──────── ENTRIES
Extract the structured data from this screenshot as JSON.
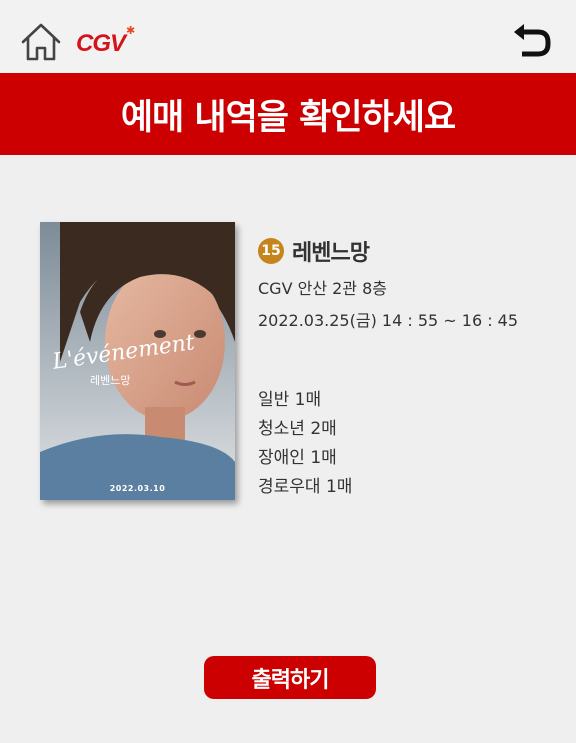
{
  "header": {
    "logo_text": "CGV",
    "logo_star": "✱",
    "home_icon": "home-icon",
    "back_icon": "back-arrow-icon"
  },
  "banner": {
    "title": "예매 내역을 확인하세요"
  },
  "poster": {
    "script_title": "L'événement",
    "korean_title": "레벤느망",
    "release_date": "2022.03.10"
  },
  "movie": {
    "rating": "15",
    "title": "레벤느망",
    "theater": "CGV 안산 2관 8층",
    "showtime": "2022.03.25(금)  14 : 55 ~ 16 : 45"
  },
  "tickets": [
    {
      "label": "일반 1매"
    },
    {
      "label": "청소년 2매"
    },
    {
      "label": "장애인 1매"
    },
    {
      "label": "경로우대 1매"
    }
  ],
  "actions": {
    "print_label": "출력하기"
  },
  "colors": {
    "brand_red": "#cc0000",
    "rating_gold": "#c5841c"
  }
}
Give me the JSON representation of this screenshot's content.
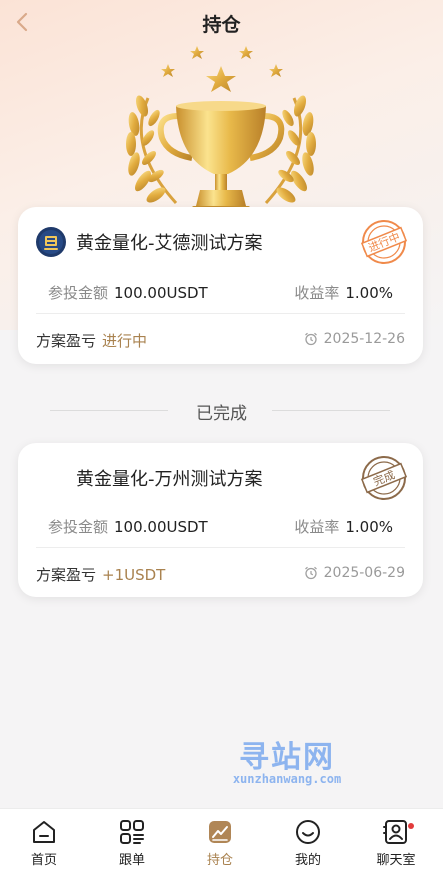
{
  "header": {
    "title": "持仓"
  },
  "active_plans": [
    {
      "name": "黄金量化-艾德测试方案",
      "stamp": "进行中",
      "amount_label": "参投金额",
      "amount_value": "100.00USDT",
      "rate_label": "收益率",
      "rate_value": "1.00%",
      "profit_label": "方案盈亏",
      "profit_value": "进行中",
      "date": "2025-12-26"
    }
  ],
  "completed_section": {
    "title": "已完成"
  },
  "completed_plans": [
    {
      "name": "黄金量化-万州测试方案",
      "stamp": "完成",
      "amount_label": "参投金额",
      "amount_value": "100.00USDT",
      "rate_label": "收益率",
      "rate_value": "1.00%",
      "profit_label": "方案盈亏",
      "profit_value": "+1USDT",
      "date": "2025-06-29"
    }
  ],
  "watermark": {
    "big": "寻站网",
    "small": "xunzhanwang.com"
  },
  "tabbar": {
    "items": [
      {
        "label": "首页",
        "icon": "home-icon"
      },
      {
        "label": "跟单",
        "icon": "grid-icon"
      },
      {
        "label": "持仓",
        "icon": "chart-icon",
        "active": true
      },
      {
        "label": "我的",
        "icon": "smile-icon"
      },
      {
        "label": "聊天室",
        "icon": "contact-icon",
        "badge": true
      }
    ]
  },
  "colors": {
    "accent": "#a9824f",
    "gold": "#e3b44b",
    "stamp_orange": "#f08a4b",
    "stamp_brown": "#8c6a4a"
  }
}
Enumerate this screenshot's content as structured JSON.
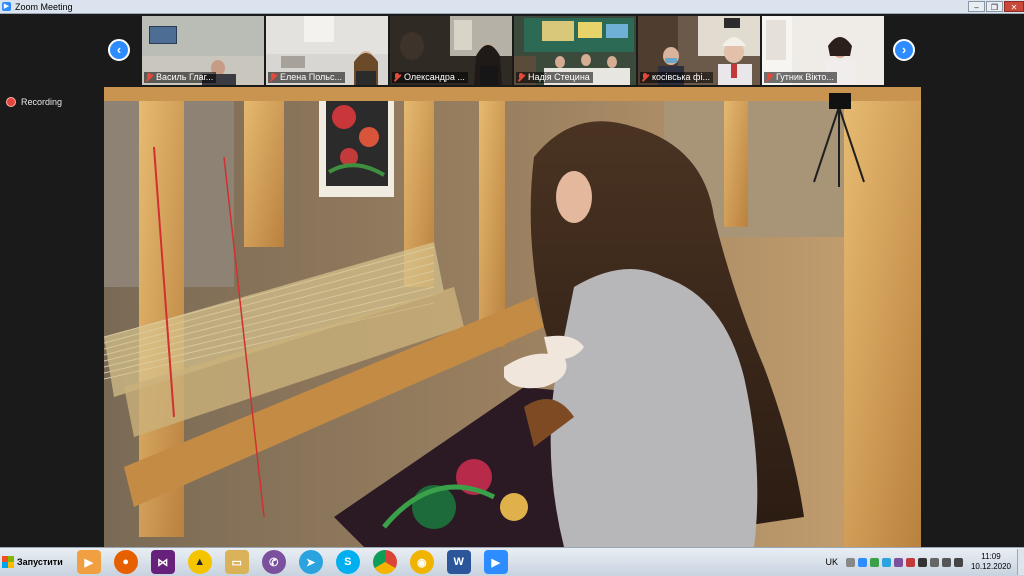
{
  "window": {
    "title": "Zoom Meeting",
    "minimize_glyph": "–",
    "restore_glyph": "❐",
    "close_glyph": "✕"
  },
  "recording": {
    "label": "Recording",
    "icon": "recording-dot-icon"
  },
  "gallery": {
    "prev_glyph": "‹",
    "next_glyph": "›",
    "participants": [
      {
        "name": "Василь Глаг...",
        "muted": true
      },
      {
        "name": "Елена Польс...",
        "muted": true
      },
      {
        "name": "Олександра ...",
        "muted": true
      },
      {
        "name": "Надія Стецина",
        "muted": true
      },
      {
        "name": "косівська фі...",
        "muted": true
      },
      {
        "name": "Гутник Вікто...",
        "muted": true
      }
    ]
  },
  "taskbar": {
    "start_label": "Запустити",
    "apps": [
      {
        "icon": "media-player-icon",
        "color": "#f0a040"
      },
      {
        "icon": "firefox-icon",
        "color": "#e66000"
      },
      {
        "icon": "visual-studio-icon",
        "color": "#68217a"
      },
      {
        "icon": "archicad-icon",
        "color": "#f5c400"
      },
      {
        "icon": "folder-icon",
        "color": "#d9b25a"
      },
      {
        "icon": "viber-icon",
        "color": "#7b519d"
      },
      {
        "icon": "telegram-icon",
        "color": "#2aa3df"
      },
      {
        "icon": "skype-icon",
        "color": "#00aff0"
      },
      {
        "icon": "chrome-icon",
        "color": "#3a9a3a"
      },
      {
        "icon": "app-yellow-icon",
        "color": "#f0b400"
      },
      {
        "icon": "word-icon",
        "color": "#2b579a"
      },
      {
        "icon": "zoom-icon",
        "color": "#2d8cff"
      }
    ],
    "language": "UK",
    "time": "11:09",
    "date": "10.12.2020"
  }
}
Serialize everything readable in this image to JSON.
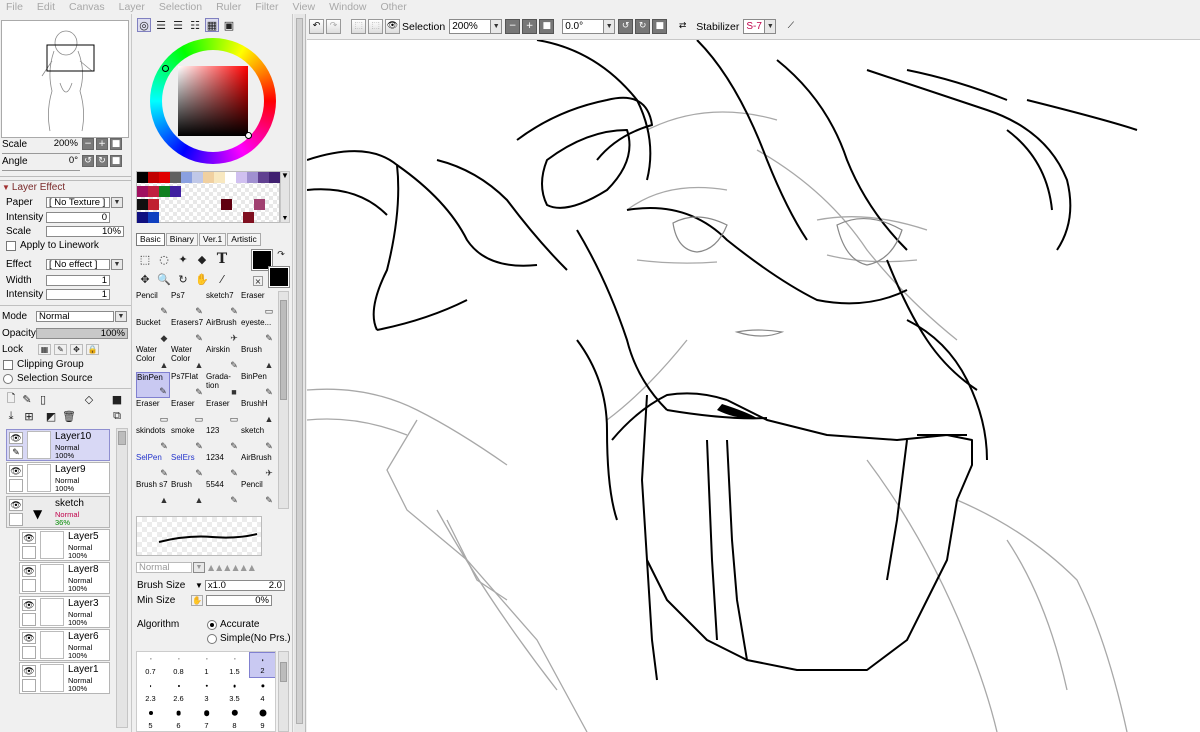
────────────────
* OBJECTIVE
From the entries above, pull out each line that includes "content".

* THE REPLY
Give me the JSON representation of this screenshot's content.
Enumerate this screenshot's content as structured JSON.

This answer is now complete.